# Start of DATA ENTRIES
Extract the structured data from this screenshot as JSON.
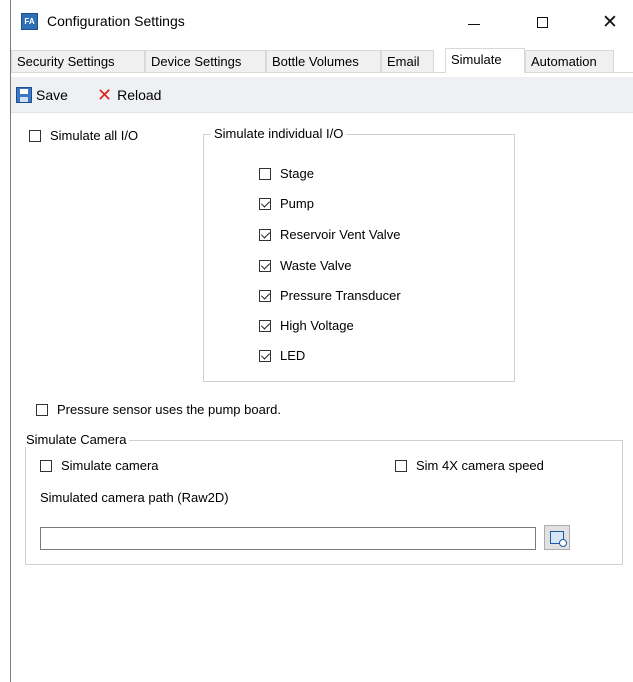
{
  "window": {
    "title": "Configuration Settings",
    "icon_name": "app-icon",
    "icon_text": "FA",
    "controls": {
      "minimize": "minimize-icon",
      "maximize": "maximize-icon",
      "close": "✕"
    }
  },
  "tabs": [
    {
      "label": "Security Settings"
    },
    {
      "label": "Device Settings"
    },
    {
      "label": "Bottle Volumes"
    },
    {
      "label": "Email"
    },
    {
      "label": "Simulate"
    },
    {
      "label": "Automation"
    }
  ],
  "active_tab": "Simulate",
  "toolbar": {
    "save_label": "Save",
    "reload_label": "Reload",
    "reload_icon": "✕"
  },
  "simulate_all": {
    "label": "Simulate all I/O",
    "checked": false
  },
  "individual_group": {
    "title": "Simulate individual I/O",
    "items": [
      {
        "label": "Stage",
        "checked": false
      },
      {
        "label": "Pump",
        "checked": true
      },
      {
        "label": "Reservoir Vent Valve",
        "checked": true
      },
      {
        "label": "Waste Valve",
        "checked": true
      },
      {
        "label": "Pressure Transducer",
        "checked": true
      },
      {
        "label": "High Voltage",
        "checked": true
      },
      {
        "label": "LED",
        "checked": true
      }
    ]
  },
  "pressure_sensor": {
    "label": "Pressure sensor uses the pump board.",
    "checked": false
  },
  "camera_group": {
    "title": "Simulate Camera",
    "simulate_camera": {
      "label": "Simulate camera",
      "checked": false
    },
    "sim_4x": {
      "label": "Sim 4X camera speed",
      "checked": false
    },
    "path_label": "Simulated camera path (Raw2D)",
    "path_value": ""
  },
  "colors": {
    "accent": "#2f6fb5",
    "reload": "#e0231e",
    "toolbar_bg": "#eef0f4"
  }
}
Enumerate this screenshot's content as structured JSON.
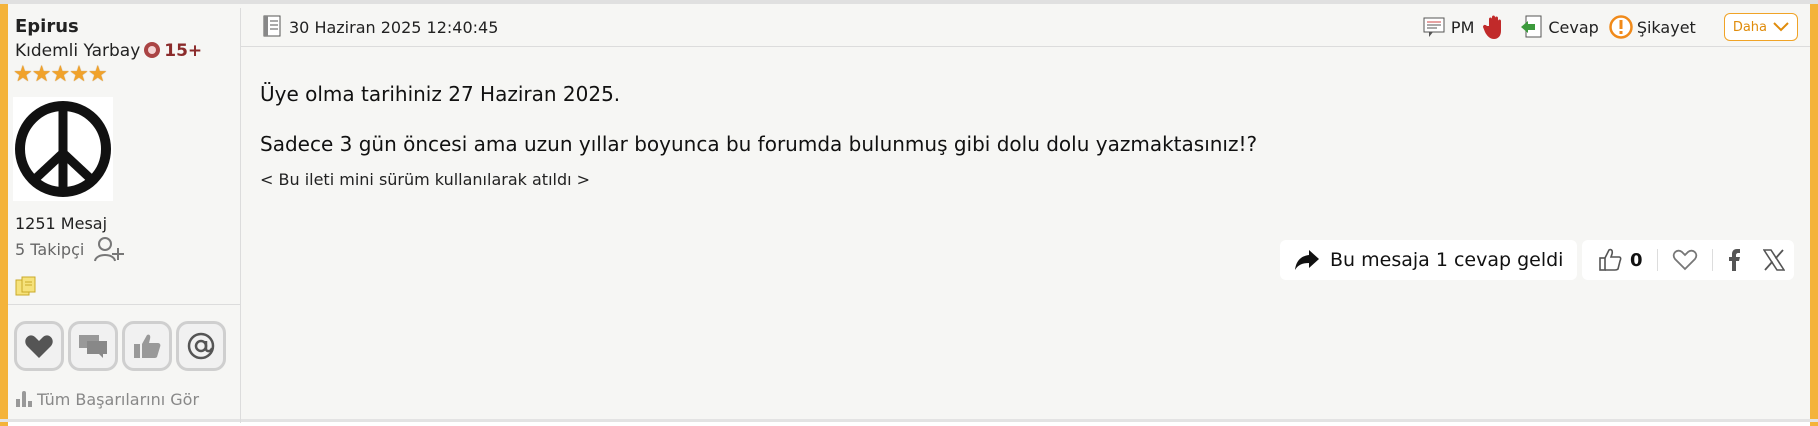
{
  "user": {
    "name": "Epirus",
    "rank": "Kıdemli Yarbay",
    "rank_level": "15+",
    "stars": "★★★★★",
    "messages": "1251 Mesaj",
    "followers": "5 Takipçi",
    "achievements_link": "Tüm Başarılarını Gör"
  },
  "post": {
    "date": "30 Haziran 2025 12:40:45",
    "body": {
      "line1": "Üye olma tarihiniz 27 Haziran 2025.",
      "line2": "Sadece 3 gün öncesi ama uzun yıllar boyunca bu forumda bulunmuş gibi dolu dolu yazmaktasınız!?",
      "line3": "< Bu ileti mini sürüm kullanılarak atıldı >"
    }
  },
  "actions": {
    "pm": "PM",
    "reply": "Cevap",
    "report": "Şikayet",
    "more": "Daha"
  },
  "footer": {
    "replies_text": "Bu mesaja 1 cevap geldi",
    "like_count": "0"
  },
  "colors": {
    "accent": "#f4b33a",
    "more_button": "#e08c0b",
    "rank_level": "#8b2b2b"
  }
}
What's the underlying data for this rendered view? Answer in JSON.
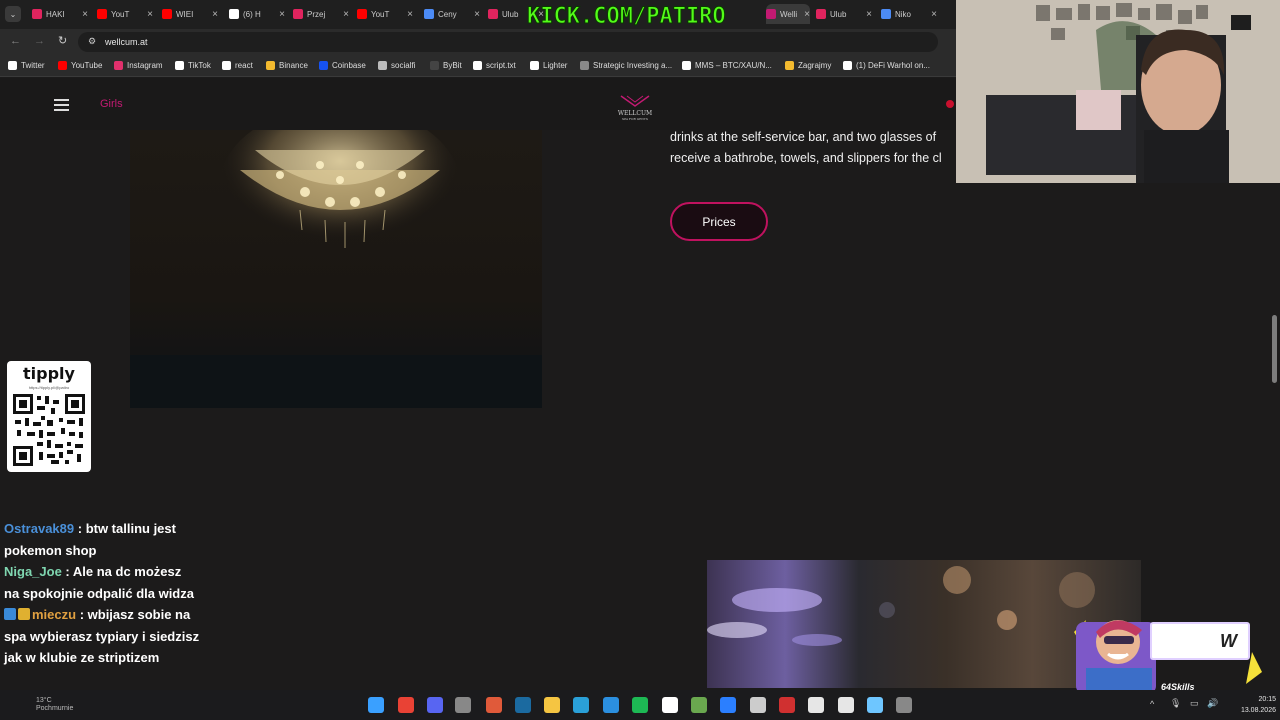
{
  "browser": {
    "tabs": [
      {
        "label": "HAKI",
        "color": "#e0245e"
      },
      {
        "label": "YouT",
        "color": "#ff0000"
      },
      {
        "label": "WIEI",
        "color": "#ff0000"
      },
      {
        "label": "(6) H",
        "color": "#ffffff"
      },
      {
        "label": "Przej",
        "color": "#e0245e"
      },
      {
        "label": "YouT",
        "color": "#ff0000"
      },
      {
        "label": "Ceny",
        "color": "#4c8bf5"
      },
      {
        "label": "Ulub",
        "color": "#e0245e"
      },
      {
        "label": "Welli",
        "color": "#c31a72"
      },
      {
        "label": "Ulub",
        "color": "#e0245e"
      },
      {
        "label": "Niko",
        "color": "#4c8bf5"
      }
    ],
    "kick_overlay": "KICK.COM/PATIRO",
    "url": "wellcum.at",
    "bookmarks": [
      {
        "label": "Twitter",
        "color": "#ffffff"
      },
      {
        "label": "YouTube",
        "color": "#ff0000"
      },
      {
        "label": "Instagram",
        "color": "#e1306c"
      },
      {
        "label": "TikTok",
        "color": "#ffffff"
      },
      {
        "label": "react",
        "color": "#ffffff"
      },
      {
        "label": "Binance",
        "color": "#f3ba2f"
      },
      {
        "label": "Coinbase",
        "color": "#1652f0"
      },
      {
        "label": "socialfi",
        "color": "#bbbbbb"
      },
      {
        "label": "ByBit",
        "color": "#444444"
      },
      {
        "label": "script.txt",
        "color": "#ffffff"
      },
      {
        "label": "Lighter",
        "color": "#ffffff"
      },
      {
        "label": "Strategic Investing a...",
        "color": "#888888"
      },
      {
        "label": "MMS – BTC/XAU/N...",
        "color": "#ffffff"
      },
      {
        "label": "Zagrajmy",
        "color": "#f3ba2f"
      },
      {
        "label": "(1) DeFi Warhol on...",
        "color": "#ffffff"
      }
    ]
  },
  "site": {
    "nav_link": "Girls",
    "logo_text": "WELLCUM",
    "logo_sub": "SPA FOR GENTS",
    "description_line1": "drinks at the self-service bar, and two glasses of",
    "description_line2": "receive a bathrobe, towels, and slippers for the cl",
    "prices_button": "Prices",
    "accent_color": "#c0125f"
  },
  "tipply": {
    "title": "tipply",
    "url": "https://tipply.pl/@patiro"
  },
  "chat": [
    {
      "user": "Ostravak89",
      "user_color": "#4a90d9",
      "text": "btw tallinu jest pokemon shop",
      "badges": []
    },
    {
      "user": "Niga_Joe",
      "user_color": "#7fd6b0",
      "text": "Ale na dc możesz na spokojnie odpalić dla widza",
      "badges": []
    },
    {
      "user": "mieczu",
      "user_color": "#e0a040",
      "text": "wbijasz sobie na spa wybierasz typiary i siedzisz jak w klubie ze striptizem",
      "badges": [
        "play",
        "crown"
      ]
    }
  ],
  "overlay_card": {
    "letter": "W"
  },
  "taskbar": {
    "weather_temp": "13°C",
    "weather_desc": "Pochmurnie",
    "time": "20:15",
    "date": "13.08.2026"
  }
}
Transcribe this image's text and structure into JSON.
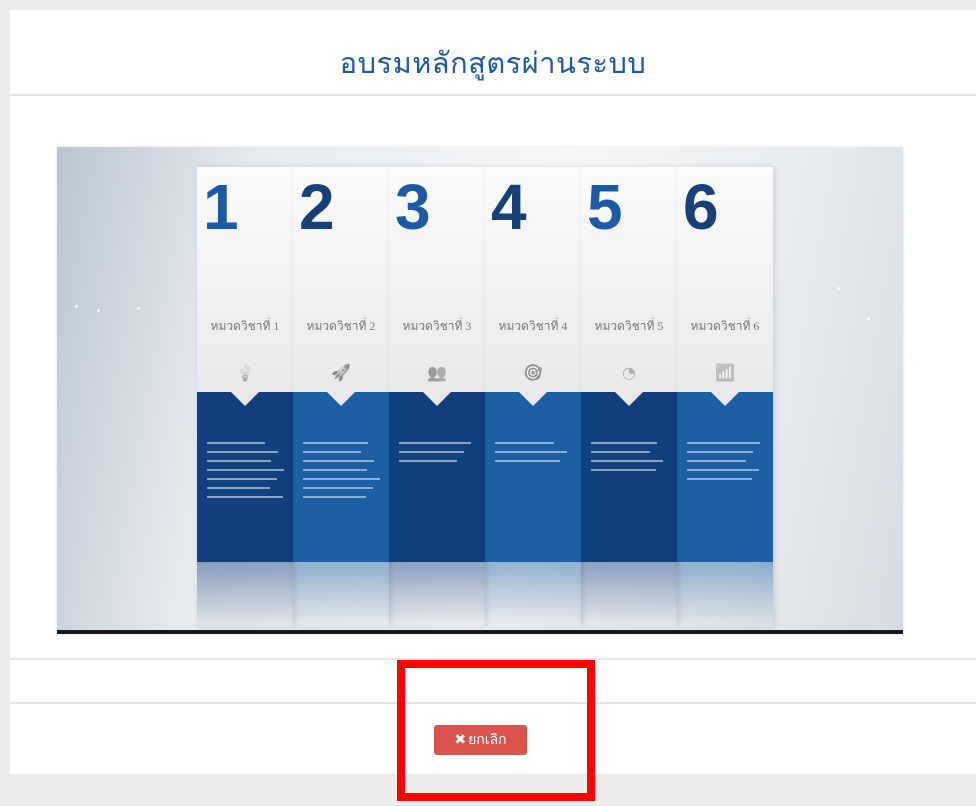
{
  "modal": {
    "title": "อบรมหลักสูตรผ่านระบบ",
    "cancel_label": "ยกเลิก",
    "cancel_icon": "close-icon",
    "cancel_color": "#d9534f",
    "highlight_color": "#ff0000"
  },
  "video": {
    "cards": [
      {
        "number": "1",
        "label": "หมวดวิชาที่ 1",
        "icon": "lightbulb-icon",
        "number_color": "#1d5aa6",
        "panel_color": "#123f7d"
      },
      {
        "number": "2",
        "label": "หมวดวิชาที่ 2",
        "icon": "rocket-icon",
        "number_color": "#173f78",
        "panel_color": "#1d5fa5"
      },
      {
        "number": "3",
        "label": "หมวดวิชาที่ 3",
        "icon": "people-icon",
        "number_color": "#1d5aa6",
        "panel_color": "#123f7d"
      },
      {
        "number": "4",
        "label": "หมวดวิชาที่ 4",
        "icon": "target-icon",
        "number_color": "#173f78",
        "panel_color": "#1d5fa5"
      },
      {
        "number": "5",
        "label": "หมวดวิชาที่ 5",
        "icon": "pie-chart-icon",
        "number_color": "#1d5aa6",
        "panel_color": "#123f7d"
      },
      {
        "number": "6",
        "label": "หมวดวิชาที่ 6",
        "icon": "bar-chart-icon",
        "number_color": "#173f78",
        "panel_color": "#1d5fa5"
      }
    ]
  }
}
# End of DATA ENTRIES
Repeat the records in full, exactly as they appear, without the pictures.

- _TASK SOLUTION_
Extract the structured data from this screenshot as JSON.
{
  "window": {
    "title": "Configuration Settings",
    "icon_name": "app-icon",
    "icon_text": "FA",
    "controls": {
      "minimize": "minimize-icon",
      "maximize": "maximize-icon",
      "close": "✕"
    }
  },
  "tabs": [
    {
      "label": "Security Settings"
    },
    {
      "label": "Device Settings"
    },
    {
      "label": "Bottle Volumes"
    },
    {
      "label": "Email"
    },
    {
      "label": "Simulate"
    },
    {
      "label": "Automation"
    }
  ],
  "active_tab": "Simulate",
  "toolbar": {
    "save_label": "Save",
    "reload_label": "Reload",
    "reload_icon": "✕"
  },
  "simulate_all": {
    "label": "Simulate all I/O",
    "checked": false
  },
  "individual_group": {
    "title": "Simulate individual I/O",
    "items": [
      {
        "label": "Stage",
        "checked": false
      },
      {
        "label": "Pump",
        "checked": true
      },
      {
        "label": "Reservoir Vent Valve",
        "checked": true
      },
      {
        "label": "Waste Valve",
        "checked": true
      },
      {
        "label": "Pressure Transducer",
        "checked": true
      },
      {
        "label": "High Voltage",
        "checked": true
      },
      {
        "label": "LED",
        "checked": true
      }
    ]
  },
  "pressure_sensor": {
    "label": "Pressure sensor uses the pump board.",
    "checked": false
  },
  "camera_group": {
    "title": "Simulate Camera",
    "simulate_camera": {
      "label": "Simulate camera",
      "checked": false
    },
    "sim_4x": {
      "label": "Sim 4X camera speed",
      "checked": false
    },
    "path_label": "Simulated camera path (Raw2D)",
    "path_value": ""
  },
  "colors": {
    "accent": "#2f6fb5",
    "reload": "#e0231e",
    "toolbar_bg": "#eef0f4"
  }
}
Enumerate this screenshot's content as structured JSON.
{
  "user": {
    "name": "Epirus",
    "rank": "Kıdemli Yarbay",
    "rank_level": "15+",
    "stars": "★★★★★",
    "messages": "1251 Mesaj",
    "followers": "5 Takipçi",
    "achievements_link": "Tüm Başarılarını Gör"
  },
  "post": {
    "date": "30 Haziran 2025 12:40:45",
    "body": {
      "line1": "Üye olma tarihiniz 27 Haziran 2025.",
      "line2": "Sadece 3 gün öncesi ama uzun yıllar boyunca bu forumda bulunmuş gibi dolu dolu yazmaktasınız!?",
      "line3": "< Bu ileti mini sürüm kullanılarak atıldı >"
    }
  },
  "actions": {
    "pm": "PM",
    "reply": "Cevap",
    "report": "Şikayet",
    "more": "Daha"
  },
  "footer": {
    "replies_text": "Bu mesaja 1 cevap geldi",
    "like_count": "0"
  },
  "colors": {
    "accent": "#f4b33a",
    "more_button": "#e08c0b",
    "rank_level": "#8b2b2b"
  }
}
What's the underlying data for this rendered view? Answer in JSON.
{
  "browser": {
    "tabs": [
      {
        "label": "HAKI",
        "color": "#e0245e"
      },
      {
        "label": "YouT",
        "color": "#ff0000"
      },
      {
        "label": "WIEI",
        "color": "#ff0000"
      },
      {
        "label": "(6) H",
        "color": "#ffffff"
      },
      {
        "label": "Przej",
        "color": "#e0245e"
      },
      {
        "label": "YouT",
        "color": "#ff0000"
      },
      {
        "label": "Ceny",
        "color": "#4c8bf5"
      },
      {
        "label": "Ulub",
        "color": "#e0245e"
      },
      {
        "label": "Welli",
        "color": "#c31a72"
      },
      {
        "label": "Ulub",
        "color": "#e0245e"
      },
      {
        "label": "Niko",
        "color": "#4c8bf5"
      }
    ],
    "kick_overlay": "KICK.COM/PATIRO",
    "url": "wellcum.at",
    "bookmarks": [
      {
        "label": "Twitter",
        "color": "#ffffff"
      },
      {
        "label": "YouTube",
        "color": "#ff0000"
      },
      {
        "label": "Instagram",
        "color": "#e1306c"
      },
      {
        "label": "TikTok",
        "color": "#ffffff"
      },
      {
        "label": "react",
        "color": "#ffffff"
      },
      {
        "label": "Binance",
        "color": "#f3ba2f"
      },
      {
        "label": "Coinbase",
        "color": "#1652f0"
      },
      {
        "label": "socialfi",
        "color": "#bbbbbb"
      },
      {
        "label": "ByBit",
        "color": "#444444"
      },
      {
        "label": "script.txt",
        "color": "#ffffff"
      },
      {
        "label": "Lighter",
        "color": "#ffffff"
      },
      {
        "label": "Strategic Investing a...",
        "color": "#888888"
      },
      {
        "label": "MMS – BTC/XAU/N...",
        "color": "#ffffff"
      },
      {
        "label": "Zagrajmy",
        "color": "#f3ba2f"
      },
      {
        "label": "(1) DeFi Warhol on...",
        "color": "#ffffff"
      }
    ]
  },
  "site": {
    "nav_link": "Girls",
    "logo_text": "WELLCUM",
    "logo_sub": "SPA FOR GENTS",
    "description_line1": "drinks at the self-service bar, and two glasses of",
    "description_line2": "receive a bathrobe, towels, and slippers for the cl",
    "prices_button": "Prices",
    "accent_color": "#c0125f"
  },
  "tipply": {
    "title": "tipply",
    "url": "https://tipply.pl/@patiro"
  },
  "chat": [
    {
      "user": "Ostravak89",
      "user_color": "#4a90d9",
      "text": "btw tallinu jest pokemon shop",
      "badges": []
    },
    {
      "user": "Niga_Joe",
      "user_color": "#7fd6b0",
      "text": "Ale na dc możesz na spokojnie odpalić dla widza",
      "badges": []
    },
    {
      "user": "mieczu",
      "user_color": "#e0a040",
      "text": "wbijasz sobie na spa wybierasz typiary i siedzisz jak w klubie ze striptizem",
      "badges": [
        "play",
        "crown"
      ]
    }
  ],
  "overlay_card": {
    "letter": "W"
  },
  "taskbar": {
    "weather_temp": "13°C",
    "weather_desc": "Pochmurnie",
    "time": "20:15",
    "date": "13.08.2026"
  }
}
Transcribe this image's text and structure into JSON.
{
  "modal": {
    "title": "อบรมหลักสูตรผ่านระบบ",
    "cancel_label": "ยกเลิก",
    "cancel_icon": "close-icon",
    "cancel_color": "#d9534f",
    "highlight_color": "#ff0000"
  },
  "video": {
    "cards": [
      {
        "number": "1",
        "label": "หมวดวิชาที่ 1",
        "icon": "lightbulb-icon",
        "number_color": "#1d5aa6",
        "panel_color": "#123f7d"
      },
      {
        "number": "2",
        "label": "หมวดวิชาที่ 2",
        "icon": "rocket-icon",
        "number_color": "#173f78",
        "panel_color": "#1d5fa5"
      },
      {
        "number": "3",
        "label": "หมวดวิชาที่ 3",
        "icon": "people-icon",
        "number_color": "#1d5aa6",
        "panel_color": "#123f7d"
      },
      {
        "number": "4",
        "label": "หมวดวิชาที่ 4",
        "icon": "target-icon",
        "number_color": "#173f78",
        "panel_color": "#1d5fa5"
      },
      {
        "number": "5",
        "label": "หมวดวิชาที่ 5",
        "icon": "pie-chart-icon",
        "number_color": "#1d5aa6",
        "panel_color": "#123f7d"
      },
      {
        "number": "6",
        "label": "หมวดวิชาที่ 6",
        "icon": "bar-chart-icon",
        "number_color": "#173f78",
        "panel_color": "#1d5fa5"
      }
    ]
  }
}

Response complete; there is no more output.